■ Written problem ■
Show every line containing "FactSet" by copying it.

■ Exercise material ■
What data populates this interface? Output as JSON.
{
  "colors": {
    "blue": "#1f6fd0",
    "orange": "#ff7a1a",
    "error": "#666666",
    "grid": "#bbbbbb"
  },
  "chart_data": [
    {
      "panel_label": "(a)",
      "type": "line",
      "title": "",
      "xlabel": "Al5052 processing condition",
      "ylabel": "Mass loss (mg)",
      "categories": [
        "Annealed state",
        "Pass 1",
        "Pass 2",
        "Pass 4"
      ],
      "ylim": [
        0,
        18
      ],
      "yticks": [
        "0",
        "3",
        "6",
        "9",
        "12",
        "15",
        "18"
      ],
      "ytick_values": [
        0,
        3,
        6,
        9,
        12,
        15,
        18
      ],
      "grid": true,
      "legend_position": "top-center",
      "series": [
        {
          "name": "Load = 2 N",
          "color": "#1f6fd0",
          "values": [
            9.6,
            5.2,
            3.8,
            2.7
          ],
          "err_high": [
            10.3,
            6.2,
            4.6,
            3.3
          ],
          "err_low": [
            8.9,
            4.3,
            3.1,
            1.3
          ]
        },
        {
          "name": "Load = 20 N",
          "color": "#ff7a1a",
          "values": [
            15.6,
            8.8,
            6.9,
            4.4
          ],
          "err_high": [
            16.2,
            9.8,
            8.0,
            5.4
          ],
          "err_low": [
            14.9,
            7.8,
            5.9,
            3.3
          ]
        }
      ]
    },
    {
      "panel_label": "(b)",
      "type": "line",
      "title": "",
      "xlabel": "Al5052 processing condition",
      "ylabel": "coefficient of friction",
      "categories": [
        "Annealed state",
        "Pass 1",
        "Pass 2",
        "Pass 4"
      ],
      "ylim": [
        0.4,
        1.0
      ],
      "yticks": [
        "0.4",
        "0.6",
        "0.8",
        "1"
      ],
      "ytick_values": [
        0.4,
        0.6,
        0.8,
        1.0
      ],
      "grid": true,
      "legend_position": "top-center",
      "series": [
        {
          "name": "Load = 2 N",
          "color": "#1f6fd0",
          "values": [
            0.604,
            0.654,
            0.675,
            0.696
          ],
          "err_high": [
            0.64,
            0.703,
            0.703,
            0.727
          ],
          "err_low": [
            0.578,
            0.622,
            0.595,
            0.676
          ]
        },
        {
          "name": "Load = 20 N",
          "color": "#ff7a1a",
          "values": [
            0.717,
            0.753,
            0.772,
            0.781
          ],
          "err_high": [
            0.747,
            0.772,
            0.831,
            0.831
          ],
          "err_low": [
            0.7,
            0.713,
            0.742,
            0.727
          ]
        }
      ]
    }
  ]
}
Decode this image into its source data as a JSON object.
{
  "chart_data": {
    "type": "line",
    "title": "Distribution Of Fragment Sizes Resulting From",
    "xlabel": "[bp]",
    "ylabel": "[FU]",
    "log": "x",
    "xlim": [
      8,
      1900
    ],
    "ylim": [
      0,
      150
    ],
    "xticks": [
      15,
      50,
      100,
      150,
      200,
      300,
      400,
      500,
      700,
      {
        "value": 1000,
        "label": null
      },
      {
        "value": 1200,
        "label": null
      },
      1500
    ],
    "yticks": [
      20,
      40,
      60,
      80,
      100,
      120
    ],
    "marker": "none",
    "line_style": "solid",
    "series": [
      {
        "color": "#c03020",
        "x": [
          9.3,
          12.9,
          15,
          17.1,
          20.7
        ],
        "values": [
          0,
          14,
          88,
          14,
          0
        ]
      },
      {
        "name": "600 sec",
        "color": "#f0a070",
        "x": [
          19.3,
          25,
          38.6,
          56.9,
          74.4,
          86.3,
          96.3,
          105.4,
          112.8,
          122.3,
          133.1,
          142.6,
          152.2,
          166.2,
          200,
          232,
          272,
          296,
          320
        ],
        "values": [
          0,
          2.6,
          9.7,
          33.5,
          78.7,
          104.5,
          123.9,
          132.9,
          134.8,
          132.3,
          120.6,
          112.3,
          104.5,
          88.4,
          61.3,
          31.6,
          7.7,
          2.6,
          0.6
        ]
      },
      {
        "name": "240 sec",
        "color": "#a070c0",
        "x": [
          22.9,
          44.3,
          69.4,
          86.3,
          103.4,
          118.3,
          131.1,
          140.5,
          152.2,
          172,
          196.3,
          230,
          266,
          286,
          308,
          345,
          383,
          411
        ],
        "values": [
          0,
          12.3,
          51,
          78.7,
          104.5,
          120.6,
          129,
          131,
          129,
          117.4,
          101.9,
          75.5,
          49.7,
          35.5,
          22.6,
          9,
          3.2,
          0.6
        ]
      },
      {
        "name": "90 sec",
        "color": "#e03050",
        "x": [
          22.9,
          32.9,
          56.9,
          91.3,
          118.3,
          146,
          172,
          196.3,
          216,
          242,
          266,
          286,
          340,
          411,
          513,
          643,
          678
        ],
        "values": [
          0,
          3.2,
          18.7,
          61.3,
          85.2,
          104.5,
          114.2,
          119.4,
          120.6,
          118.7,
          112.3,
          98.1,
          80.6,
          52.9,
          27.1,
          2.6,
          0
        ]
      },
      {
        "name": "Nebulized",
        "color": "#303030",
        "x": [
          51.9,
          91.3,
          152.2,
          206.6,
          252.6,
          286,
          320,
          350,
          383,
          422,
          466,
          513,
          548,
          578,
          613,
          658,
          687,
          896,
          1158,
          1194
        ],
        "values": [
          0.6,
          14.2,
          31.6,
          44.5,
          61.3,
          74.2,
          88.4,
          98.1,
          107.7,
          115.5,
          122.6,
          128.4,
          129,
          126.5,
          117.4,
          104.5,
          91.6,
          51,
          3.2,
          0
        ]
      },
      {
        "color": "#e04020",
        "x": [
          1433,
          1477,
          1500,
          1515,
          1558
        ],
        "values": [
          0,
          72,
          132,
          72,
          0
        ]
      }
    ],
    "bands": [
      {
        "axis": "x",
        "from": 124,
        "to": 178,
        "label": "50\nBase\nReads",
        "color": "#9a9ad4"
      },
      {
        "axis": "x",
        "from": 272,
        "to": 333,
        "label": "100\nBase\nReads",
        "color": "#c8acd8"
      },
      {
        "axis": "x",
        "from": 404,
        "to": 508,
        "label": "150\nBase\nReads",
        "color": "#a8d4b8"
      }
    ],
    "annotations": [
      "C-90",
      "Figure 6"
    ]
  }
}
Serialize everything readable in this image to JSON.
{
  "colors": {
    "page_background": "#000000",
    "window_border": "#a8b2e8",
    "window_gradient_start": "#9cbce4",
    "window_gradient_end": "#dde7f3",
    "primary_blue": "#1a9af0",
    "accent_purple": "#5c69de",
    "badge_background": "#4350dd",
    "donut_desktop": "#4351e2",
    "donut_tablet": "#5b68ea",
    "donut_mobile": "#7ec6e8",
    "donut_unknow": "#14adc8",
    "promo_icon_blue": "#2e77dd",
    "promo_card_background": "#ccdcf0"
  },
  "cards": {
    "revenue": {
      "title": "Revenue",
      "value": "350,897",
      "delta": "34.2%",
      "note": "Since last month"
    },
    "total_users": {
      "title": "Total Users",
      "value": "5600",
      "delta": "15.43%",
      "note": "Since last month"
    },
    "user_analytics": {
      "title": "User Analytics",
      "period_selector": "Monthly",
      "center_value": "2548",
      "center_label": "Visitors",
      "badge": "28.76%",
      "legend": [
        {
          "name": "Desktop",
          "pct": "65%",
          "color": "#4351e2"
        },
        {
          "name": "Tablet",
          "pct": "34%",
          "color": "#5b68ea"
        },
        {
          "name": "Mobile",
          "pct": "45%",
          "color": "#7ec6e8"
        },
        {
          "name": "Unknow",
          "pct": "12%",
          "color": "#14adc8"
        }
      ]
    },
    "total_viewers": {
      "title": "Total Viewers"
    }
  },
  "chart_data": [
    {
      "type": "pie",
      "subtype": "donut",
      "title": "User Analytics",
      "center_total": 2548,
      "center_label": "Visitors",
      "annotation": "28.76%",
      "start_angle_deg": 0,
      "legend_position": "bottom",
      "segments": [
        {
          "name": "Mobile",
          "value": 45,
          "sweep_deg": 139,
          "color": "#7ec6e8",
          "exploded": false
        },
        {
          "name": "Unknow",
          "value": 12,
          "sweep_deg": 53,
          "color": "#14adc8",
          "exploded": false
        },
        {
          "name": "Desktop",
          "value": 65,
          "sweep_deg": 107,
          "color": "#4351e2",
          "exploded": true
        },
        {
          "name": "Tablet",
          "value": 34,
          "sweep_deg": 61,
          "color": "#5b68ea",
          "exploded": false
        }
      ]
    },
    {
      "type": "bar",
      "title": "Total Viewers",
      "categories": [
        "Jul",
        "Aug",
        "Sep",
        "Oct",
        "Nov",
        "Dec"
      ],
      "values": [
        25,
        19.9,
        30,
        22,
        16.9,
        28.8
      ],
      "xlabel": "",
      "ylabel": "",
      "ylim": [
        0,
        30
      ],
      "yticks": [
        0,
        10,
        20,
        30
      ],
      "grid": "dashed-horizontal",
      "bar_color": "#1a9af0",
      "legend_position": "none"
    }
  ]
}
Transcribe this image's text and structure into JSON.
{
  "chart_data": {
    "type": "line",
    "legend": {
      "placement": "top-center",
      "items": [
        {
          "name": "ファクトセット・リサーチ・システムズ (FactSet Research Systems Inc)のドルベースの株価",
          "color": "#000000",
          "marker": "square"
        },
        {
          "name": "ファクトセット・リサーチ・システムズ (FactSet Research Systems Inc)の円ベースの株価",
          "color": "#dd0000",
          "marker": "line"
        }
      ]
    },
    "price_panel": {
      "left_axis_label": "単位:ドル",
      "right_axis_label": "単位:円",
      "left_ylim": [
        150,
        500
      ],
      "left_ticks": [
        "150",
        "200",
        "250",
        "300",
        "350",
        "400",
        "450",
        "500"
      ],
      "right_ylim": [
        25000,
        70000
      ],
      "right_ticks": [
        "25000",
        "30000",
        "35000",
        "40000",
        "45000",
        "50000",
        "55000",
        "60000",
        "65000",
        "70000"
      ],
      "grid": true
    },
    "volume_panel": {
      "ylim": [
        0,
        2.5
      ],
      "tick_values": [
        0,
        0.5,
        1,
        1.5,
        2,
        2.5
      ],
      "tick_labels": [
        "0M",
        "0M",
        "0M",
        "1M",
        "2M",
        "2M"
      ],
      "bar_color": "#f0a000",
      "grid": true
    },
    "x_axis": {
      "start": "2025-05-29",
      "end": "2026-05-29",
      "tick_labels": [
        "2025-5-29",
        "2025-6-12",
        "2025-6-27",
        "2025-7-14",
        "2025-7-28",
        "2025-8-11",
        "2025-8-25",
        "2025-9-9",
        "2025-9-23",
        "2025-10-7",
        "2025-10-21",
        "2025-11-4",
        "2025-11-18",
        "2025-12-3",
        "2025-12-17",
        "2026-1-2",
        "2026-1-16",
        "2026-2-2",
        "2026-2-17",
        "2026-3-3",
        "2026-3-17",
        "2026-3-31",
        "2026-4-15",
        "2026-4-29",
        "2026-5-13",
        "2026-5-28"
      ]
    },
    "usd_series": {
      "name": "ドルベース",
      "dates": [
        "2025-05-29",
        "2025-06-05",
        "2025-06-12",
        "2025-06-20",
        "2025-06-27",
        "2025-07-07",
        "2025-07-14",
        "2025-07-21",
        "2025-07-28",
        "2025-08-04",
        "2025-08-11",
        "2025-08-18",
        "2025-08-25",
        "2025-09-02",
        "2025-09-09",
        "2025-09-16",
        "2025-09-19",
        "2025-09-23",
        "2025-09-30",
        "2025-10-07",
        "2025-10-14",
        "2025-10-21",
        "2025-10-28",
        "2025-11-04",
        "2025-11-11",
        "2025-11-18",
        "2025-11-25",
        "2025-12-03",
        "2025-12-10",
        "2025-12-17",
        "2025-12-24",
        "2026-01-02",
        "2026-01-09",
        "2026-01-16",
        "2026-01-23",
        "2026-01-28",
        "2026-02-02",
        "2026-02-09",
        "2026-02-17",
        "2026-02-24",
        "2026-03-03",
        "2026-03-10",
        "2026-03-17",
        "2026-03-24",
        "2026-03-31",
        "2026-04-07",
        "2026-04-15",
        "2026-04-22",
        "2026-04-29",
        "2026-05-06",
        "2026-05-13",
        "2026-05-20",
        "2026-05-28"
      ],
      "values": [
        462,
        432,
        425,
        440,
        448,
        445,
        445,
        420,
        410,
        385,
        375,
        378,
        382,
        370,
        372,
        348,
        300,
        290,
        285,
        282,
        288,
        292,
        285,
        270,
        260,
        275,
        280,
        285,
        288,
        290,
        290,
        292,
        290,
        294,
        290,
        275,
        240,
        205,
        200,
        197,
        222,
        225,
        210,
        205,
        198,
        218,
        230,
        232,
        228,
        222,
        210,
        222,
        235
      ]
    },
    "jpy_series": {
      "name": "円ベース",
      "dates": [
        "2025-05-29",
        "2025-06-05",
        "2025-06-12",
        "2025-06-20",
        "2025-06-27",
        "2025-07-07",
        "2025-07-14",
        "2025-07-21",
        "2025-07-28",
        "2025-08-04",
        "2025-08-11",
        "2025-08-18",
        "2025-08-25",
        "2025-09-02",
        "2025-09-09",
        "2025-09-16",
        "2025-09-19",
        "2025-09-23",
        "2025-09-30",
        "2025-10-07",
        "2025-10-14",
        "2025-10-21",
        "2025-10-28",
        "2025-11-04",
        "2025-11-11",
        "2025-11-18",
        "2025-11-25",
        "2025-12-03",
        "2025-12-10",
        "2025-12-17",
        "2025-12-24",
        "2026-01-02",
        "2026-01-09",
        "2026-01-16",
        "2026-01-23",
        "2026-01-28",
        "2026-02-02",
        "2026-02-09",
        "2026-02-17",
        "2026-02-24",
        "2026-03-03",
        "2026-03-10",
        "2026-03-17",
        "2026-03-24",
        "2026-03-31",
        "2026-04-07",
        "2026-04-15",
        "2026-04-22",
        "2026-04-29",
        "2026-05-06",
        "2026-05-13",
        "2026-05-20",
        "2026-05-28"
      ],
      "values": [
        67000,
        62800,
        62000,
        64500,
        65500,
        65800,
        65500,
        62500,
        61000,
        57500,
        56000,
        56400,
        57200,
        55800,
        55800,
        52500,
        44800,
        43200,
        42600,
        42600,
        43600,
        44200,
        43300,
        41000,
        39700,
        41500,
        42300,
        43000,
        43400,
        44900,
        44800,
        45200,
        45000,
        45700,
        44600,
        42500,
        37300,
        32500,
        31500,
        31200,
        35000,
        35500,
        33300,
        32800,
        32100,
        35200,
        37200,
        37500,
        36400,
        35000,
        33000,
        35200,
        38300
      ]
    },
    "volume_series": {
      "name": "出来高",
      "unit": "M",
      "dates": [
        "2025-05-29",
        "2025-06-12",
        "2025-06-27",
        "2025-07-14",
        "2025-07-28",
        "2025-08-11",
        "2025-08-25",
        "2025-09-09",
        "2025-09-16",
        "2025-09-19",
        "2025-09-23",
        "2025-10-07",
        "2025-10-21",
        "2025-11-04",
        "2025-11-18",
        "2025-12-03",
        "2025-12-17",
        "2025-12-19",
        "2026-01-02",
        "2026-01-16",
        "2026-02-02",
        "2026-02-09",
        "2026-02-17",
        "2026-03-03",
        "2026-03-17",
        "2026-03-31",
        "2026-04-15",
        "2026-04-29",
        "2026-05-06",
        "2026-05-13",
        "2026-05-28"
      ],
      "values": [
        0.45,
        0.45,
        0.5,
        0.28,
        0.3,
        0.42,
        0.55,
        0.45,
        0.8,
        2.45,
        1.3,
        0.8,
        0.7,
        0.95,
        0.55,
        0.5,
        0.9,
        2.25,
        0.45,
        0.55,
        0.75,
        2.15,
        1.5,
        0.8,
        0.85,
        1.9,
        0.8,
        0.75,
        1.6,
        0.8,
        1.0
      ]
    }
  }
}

■ Final result ■
          "name": "ファクトセット・リサーチ・システムズ (FactSet Research Systems Inc)のドルベースの株価",
          "name": "ファクトセット・リサーチ・システムズ (FactSet Research Systems Inc)の円ベースの株価",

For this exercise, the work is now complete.